— Work required —
Scan the entries below. List each line with "this".
* * * * * * *
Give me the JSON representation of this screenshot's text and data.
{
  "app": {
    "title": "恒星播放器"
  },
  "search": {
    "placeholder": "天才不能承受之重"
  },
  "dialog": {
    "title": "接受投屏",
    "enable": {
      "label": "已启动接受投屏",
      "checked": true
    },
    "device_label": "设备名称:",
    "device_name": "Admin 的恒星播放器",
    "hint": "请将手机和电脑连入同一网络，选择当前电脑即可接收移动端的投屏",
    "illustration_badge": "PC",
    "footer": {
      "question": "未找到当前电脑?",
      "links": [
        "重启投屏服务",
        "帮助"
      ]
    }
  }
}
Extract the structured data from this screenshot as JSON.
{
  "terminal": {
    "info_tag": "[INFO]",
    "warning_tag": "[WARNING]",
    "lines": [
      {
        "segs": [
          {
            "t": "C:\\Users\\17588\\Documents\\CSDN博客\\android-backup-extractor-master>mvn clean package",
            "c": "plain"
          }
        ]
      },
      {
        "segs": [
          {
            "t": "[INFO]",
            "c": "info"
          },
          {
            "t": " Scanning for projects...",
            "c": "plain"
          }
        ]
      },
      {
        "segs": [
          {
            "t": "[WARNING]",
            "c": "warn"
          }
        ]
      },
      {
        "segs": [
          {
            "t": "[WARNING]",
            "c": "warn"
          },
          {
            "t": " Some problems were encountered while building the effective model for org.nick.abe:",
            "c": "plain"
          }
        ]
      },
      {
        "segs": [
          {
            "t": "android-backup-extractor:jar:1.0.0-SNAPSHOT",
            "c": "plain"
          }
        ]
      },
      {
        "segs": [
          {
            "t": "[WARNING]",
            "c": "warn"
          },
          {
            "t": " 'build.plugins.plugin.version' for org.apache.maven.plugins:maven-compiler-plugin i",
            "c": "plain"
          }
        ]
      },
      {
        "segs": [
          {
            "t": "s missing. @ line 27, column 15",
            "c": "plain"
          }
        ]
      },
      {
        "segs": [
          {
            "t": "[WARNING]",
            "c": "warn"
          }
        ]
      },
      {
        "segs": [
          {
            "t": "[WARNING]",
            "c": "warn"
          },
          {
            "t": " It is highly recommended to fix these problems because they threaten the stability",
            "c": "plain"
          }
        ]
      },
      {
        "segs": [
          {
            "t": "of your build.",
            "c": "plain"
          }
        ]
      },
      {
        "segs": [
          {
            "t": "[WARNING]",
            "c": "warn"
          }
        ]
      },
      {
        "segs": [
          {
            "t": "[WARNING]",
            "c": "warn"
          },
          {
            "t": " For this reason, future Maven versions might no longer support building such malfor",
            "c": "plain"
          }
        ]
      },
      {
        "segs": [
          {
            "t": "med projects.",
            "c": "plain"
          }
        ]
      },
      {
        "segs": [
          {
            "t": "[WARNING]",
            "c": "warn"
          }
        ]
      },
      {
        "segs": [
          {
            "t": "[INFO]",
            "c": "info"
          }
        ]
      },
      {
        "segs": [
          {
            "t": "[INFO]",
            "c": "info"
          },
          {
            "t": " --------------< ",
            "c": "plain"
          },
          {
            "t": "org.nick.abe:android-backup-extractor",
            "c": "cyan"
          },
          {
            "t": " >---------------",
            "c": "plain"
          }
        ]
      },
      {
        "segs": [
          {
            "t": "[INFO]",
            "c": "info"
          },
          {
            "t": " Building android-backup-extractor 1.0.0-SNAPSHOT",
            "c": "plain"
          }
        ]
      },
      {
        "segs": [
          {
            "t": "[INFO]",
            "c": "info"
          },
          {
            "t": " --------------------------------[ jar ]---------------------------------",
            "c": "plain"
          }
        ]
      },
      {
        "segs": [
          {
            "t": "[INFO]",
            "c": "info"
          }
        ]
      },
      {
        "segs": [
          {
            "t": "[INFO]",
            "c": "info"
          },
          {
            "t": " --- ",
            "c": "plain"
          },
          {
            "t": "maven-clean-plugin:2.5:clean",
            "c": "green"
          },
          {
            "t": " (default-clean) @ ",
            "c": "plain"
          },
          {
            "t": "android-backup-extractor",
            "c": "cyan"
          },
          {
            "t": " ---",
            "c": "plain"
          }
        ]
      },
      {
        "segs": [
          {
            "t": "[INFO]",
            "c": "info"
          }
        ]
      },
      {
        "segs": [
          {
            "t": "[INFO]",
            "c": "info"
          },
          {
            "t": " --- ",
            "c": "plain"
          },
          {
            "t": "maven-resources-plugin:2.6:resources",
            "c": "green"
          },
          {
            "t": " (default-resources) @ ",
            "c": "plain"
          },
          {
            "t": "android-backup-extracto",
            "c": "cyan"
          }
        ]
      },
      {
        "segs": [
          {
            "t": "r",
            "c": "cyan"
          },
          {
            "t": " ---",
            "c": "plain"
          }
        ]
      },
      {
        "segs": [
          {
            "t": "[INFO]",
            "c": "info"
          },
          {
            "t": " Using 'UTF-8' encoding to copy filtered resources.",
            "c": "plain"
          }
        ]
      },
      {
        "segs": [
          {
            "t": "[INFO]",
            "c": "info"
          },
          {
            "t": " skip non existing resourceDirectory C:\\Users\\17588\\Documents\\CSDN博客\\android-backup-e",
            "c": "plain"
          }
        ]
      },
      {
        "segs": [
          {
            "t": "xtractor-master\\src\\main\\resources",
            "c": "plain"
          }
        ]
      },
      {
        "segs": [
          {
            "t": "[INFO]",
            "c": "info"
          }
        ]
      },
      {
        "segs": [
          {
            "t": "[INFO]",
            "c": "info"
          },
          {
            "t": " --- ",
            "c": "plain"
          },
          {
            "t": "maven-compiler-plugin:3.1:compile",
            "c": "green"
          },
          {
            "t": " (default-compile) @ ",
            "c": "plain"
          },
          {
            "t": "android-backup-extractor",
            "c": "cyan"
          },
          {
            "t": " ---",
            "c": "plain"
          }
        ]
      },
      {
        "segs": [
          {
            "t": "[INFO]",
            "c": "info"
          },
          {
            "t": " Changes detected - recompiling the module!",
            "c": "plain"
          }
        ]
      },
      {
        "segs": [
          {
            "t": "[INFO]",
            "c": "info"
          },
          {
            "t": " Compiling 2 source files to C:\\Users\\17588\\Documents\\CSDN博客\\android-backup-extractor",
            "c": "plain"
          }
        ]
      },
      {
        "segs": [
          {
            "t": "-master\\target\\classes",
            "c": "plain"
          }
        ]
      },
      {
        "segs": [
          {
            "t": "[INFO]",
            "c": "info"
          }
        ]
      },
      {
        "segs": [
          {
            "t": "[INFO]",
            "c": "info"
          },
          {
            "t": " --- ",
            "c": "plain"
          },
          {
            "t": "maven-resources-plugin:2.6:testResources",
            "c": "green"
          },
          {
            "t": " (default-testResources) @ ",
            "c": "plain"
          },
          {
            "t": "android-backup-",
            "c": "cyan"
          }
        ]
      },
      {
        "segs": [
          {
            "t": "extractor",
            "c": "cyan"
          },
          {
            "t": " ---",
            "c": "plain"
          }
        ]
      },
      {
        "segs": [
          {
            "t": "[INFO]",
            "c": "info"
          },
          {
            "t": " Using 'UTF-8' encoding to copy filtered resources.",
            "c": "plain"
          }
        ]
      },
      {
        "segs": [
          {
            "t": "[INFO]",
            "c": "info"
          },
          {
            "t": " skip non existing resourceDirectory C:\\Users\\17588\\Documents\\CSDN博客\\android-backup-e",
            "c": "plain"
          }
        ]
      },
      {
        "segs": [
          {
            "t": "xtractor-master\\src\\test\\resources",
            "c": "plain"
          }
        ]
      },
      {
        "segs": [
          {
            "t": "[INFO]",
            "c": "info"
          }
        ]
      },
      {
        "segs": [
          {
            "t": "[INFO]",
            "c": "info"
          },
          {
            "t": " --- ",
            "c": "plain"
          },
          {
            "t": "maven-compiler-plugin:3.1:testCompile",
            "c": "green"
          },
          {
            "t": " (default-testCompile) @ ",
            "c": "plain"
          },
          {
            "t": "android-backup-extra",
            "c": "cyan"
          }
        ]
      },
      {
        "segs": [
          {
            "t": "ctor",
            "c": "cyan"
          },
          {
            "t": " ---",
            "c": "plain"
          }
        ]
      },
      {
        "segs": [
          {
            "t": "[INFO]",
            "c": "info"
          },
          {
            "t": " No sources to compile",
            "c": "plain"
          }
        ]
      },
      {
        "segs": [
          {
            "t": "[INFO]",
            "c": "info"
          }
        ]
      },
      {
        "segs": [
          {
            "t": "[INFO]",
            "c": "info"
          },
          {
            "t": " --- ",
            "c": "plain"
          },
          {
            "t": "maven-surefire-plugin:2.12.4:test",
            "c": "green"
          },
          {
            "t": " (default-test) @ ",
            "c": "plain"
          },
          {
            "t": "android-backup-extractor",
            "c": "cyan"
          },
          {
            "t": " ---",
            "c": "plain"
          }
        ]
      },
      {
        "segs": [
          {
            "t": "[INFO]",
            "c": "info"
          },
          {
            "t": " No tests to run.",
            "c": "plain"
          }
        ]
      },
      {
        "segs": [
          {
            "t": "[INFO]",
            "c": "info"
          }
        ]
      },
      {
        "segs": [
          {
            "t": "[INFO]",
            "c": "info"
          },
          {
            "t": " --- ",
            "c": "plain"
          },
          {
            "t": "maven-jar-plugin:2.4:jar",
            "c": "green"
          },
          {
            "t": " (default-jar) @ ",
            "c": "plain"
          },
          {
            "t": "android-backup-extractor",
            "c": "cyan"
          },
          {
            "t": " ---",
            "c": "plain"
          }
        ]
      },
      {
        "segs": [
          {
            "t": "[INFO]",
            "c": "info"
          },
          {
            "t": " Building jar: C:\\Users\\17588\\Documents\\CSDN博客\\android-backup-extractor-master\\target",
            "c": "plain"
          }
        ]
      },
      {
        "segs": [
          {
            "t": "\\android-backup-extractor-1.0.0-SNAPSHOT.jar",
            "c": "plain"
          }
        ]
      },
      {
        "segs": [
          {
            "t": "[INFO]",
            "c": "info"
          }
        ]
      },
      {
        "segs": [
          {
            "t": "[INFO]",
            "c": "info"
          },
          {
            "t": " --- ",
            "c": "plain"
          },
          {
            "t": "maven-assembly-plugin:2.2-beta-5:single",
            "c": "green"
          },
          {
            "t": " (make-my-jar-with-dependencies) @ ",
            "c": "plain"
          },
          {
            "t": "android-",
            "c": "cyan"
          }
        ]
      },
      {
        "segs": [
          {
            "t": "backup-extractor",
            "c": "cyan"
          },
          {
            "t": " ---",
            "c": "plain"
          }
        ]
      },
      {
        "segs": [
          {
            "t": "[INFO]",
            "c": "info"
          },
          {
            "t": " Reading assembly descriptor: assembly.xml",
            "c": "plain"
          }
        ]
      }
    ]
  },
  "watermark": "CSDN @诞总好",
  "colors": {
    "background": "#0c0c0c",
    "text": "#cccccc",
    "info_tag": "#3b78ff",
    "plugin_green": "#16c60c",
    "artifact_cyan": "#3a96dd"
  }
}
* * * * * * *
— Complete response —
Give me the JSON representation of this screenshot's text and data.
Extract the structured data from this screenshot as JSON.
            "t": " For this reason, future Maven versions might no longer support building such malfor",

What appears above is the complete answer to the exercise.